SUPPLIED PASSAGE

Sabina Abdullaeva, Vladimir Chubarev*, Anna Valeeva, Nina Preferanskaya, Margarita Neganova, Elena Smolyarchuk, Junqi Liu, Olga Sukocheva, Mikhail Samsonov and Renad Alyautdin   Pages 1 - 21 ( 21 )


Background: Gliomas and glioblastomas (GBM) are common primary malignant brain tumors, which are highly malignant and have a poor prognosis. The presence of cancer stem cells with unrestricted proliferative capacity and ability to generate glial neoplastic cells, the diffuse nature of GBM, and other specific factors of GBM contribute to poor results of drug therapy in patients with GBM. Despite the worldwide efforts to improve the treatment, many novel anti-GBM drugs are active just in vitro, in silico, and in preclinical trials, and they sometimes demonstrate poor or no activity in clinical trials. In this paper, we have casually selected and analyzed the most promising evidence-based results related to glioblastoma treatment at FDA and Clinical databases. It was observed that the most prospective trend in the development of anti-GBM drugs is combination therapy vs. monotherapy. Our analysis of clinical trials has allowed us to predict that the most promising combination therapy that has shown the best results in patient’s surveillance should include drugs that block different growth-promoting signals in glioblastoma cells and that are activated by the V600E BRAF mutation. One drug should inhibit signals from the BRAF protein, whereas the second drug in combination should inhibit signals from the MEK protein

Methods: The content of this review is based on information obtained from PubMed, ClinicalTrials. gov, and the U.S. Food and Drug Administration ( In, we retrieved studies published from January 1, 2015. In the data search, “Glioblastoma” was used as the keyword. A study was deleted if it studied remedies for concomitant tumor diseases, as well as if it did not include descriptions of treatment methods and/or if GBM was not mentioned. The analysis of the effectiveness of treatment was carried out according to the increasing overall survival in GBM patients, compared to the gold standard for this cancer.

SET OF TASKS
(a) List the conditions under which, according to the glioblastoma abstract, a study was deleted from the review.
(b) Answer each question from the glioblastoma abstract:
(i) What trend in developing anti-GBM drugs do the authors call the most prospective?
(ii) Which mutation activates the growth-promoting signals that the predicted combination therapy should block?
(iii) What keyword was used in the data search?
(c) Write the next part of the glioblastoma abstract, continuing from its final sentence.
You can complete the tasks without the entries.

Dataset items
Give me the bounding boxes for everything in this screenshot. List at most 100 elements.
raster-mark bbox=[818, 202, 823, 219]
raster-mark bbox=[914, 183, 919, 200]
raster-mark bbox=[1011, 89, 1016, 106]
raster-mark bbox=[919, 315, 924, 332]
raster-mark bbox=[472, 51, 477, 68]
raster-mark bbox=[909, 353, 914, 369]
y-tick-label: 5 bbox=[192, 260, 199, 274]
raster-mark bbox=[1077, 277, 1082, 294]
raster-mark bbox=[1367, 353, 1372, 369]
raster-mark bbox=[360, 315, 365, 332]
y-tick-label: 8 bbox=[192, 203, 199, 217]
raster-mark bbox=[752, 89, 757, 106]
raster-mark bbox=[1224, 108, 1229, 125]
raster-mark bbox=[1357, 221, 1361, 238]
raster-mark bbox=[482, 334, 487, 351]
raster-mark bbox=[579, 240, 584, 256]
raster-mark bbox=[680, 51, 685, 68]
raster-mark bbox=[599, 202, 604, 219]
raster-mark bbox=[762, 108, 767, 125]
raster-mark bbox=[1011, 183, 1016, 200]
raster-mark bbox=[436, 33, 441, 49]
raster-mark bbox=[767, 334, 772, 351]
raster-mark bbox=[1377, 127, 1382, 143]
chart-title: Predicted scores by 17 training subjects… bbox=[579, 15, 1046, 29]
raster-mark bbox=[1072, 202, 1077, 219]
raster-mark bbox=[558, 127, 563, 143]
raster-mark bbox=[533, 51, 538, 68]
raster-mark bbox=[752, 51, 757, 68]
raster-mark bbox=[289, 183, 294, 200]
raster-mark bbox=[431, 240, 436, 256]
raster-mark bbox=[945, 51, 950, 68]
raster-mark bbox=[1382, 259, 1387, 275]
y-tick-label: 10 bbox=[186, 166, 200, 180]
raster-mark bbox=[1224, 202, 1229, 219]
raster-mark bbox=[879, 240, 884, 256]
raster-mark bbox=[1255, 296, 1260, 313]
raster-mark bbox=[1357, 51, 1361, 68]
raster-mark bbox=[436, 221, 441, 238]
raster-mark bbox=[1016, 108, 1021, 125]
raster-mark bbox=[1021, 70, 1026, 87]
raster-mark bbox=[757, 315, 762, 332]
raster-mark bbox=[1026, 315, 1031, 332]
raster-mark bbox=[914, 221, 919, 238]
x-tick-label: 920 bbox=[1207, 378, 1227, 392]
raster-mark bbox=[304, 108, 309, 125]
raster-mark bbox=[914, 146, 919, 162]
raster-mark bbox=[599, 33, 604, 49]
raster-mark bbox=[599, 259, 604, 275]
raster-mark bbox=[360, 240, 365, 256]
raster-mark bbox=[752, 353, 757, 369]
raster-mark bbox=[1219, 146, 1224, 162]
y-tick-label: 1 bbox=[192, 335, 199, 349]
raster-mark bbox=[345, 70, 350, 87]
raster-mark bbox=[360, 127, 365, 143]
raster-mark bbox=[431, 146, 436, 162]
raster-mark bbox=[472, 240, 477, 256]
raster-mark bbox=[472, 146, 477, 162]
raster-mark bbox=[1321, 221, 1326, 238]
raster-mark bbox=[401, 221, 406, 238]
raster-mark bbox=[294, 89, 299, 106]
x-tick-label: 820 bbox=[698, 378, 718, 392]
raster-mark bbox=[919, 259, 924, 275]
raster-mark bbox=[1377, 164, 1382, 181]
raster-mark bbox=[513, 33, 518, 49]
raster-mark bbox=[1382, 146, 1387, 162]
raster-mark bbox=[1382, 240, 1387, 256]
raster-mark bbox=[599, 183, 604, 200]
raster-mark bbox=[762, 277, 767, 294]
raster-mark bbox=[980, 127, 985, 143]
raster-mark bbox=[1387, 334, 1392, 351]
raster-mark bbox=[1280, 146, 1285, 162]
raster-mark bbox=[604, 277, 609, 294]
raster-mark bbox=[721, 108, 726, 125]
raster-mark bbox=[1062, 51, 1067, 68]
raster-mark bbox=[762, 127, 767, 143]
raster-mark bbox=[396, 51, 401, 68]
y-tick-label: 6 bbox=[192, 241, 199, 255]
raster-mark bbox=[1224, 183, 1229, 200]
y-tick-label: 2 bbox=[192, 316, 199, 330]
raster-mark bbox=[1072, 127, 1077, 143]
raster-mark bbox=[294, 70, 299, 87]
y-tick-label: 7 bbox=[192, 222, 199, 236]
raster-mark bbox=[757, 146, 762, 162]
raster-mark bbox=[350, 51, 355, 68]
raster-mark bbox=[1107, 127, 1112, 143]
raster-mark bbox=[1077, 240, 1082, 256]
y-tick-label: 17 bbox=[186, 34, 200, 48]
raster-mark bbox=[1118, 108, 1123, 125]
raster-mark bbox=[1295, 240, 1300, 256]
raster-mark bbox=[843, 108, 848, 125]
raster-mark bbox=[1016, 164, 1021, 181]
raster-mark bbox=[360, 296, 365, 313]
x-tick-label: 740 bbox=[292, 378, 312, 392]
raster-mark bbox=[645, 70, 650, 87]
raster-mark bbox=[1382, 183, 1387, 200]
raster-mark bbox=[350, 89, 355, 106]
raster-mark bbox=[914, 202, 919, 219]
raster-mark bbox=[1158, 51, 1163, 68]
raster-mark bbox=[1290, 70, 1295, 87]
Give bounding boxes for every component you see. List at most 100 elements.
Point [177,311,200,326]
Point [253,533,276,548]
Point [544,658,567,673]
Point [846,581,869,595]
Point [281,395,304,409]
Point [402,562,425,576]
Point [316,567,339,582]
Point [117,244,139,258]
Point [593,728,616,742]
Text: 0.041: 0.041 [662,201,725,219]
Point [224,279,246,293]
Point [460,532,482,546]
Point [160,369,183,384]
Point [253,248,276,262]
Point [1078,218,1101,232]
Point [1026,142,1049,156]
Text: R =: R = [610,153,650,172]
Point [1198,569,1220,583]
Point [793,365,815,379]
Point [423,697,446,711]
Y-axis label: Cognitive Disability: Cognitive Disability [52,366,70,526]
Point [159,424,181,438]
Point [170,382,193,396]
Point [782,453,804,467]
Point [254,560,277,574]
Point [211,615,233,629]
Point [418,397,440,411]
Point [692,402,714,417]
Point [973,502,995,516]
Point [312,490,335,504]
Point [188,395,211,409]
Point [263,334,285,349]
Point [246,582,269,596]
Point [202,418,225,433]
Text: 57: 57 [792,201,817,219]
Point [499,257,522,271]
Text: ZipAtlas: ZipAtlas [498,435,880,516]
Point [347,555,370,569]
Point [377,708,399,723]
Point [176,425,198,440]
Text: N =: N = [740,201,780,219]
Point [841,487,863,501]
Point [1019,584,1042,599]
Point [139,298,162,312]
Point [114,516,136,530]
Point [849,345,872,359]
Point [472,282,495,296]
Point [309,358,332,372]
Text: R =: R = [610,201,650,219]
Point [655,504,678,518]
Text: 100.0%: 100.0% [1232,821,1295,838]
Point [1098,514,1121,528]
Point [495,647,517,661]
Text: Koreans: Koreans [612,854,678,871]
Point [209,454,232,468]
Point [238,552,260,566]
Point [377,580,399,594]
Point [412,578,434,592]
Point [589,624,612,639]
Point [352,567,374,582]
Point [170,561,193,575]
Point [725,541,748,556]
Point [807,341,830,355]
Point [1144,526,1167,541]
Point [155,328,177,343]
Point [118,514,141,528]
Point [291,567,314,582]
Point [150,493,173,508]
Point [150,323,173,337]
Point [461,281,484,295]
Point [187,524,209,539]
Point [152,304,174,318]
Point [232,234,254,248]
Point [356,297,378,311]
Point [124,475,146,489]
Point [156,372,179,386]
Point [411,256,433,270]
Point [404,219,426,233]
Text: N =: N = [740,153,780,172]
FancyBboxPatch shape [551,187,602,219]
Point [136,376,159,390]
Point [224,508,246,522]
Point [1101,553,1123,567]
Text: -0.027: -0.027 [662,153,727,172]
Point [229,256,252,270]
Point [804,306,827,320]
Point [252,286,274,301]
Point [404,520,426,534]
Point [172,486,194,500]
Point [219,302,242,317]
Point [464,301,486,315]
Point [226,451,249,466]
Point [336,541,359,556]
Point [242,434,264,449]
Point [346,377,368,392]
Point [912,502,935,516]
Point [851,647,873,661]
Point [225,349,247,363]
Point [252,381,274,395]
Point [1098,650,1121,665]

ANSWERS PROVIDED
(a)
- It studied remedies for concomitant tumor diseases.
- It did not include descriptions of treatment methods.
- GBM was not mentioned.

(b)
(i) Combination therapy rather than monotherapy.
(ii) The V600E BRAF mutation.
(iii) "Glioblastoma".

(c)
Results: GBM patients treated with novel immunotherapy agents and drugs acting on epigenetic factors and receptor tyrosine kinase inhibitors have shown encouraging potential for future development in clinic. However, combinations of drugs have led to more significant improvements in the results and an increase in life expectancy of patients. For example, the combination of nivolumab and ipilimumab showed a 72% increase in life expectancy compared to using nivolumab alone (9.8 vs. 16.85).

Conclusion: Combining anti-GBM drugs appears to be a key direction for increasing treatment effectiveness and overall survival. Radiotherapy of GBM can increase the effect of combination drug therapy.


Glioblastoma, anti-glioblastoma drugs, drug resistance, growth factor receptors, epigenetic agents, immunotherapy.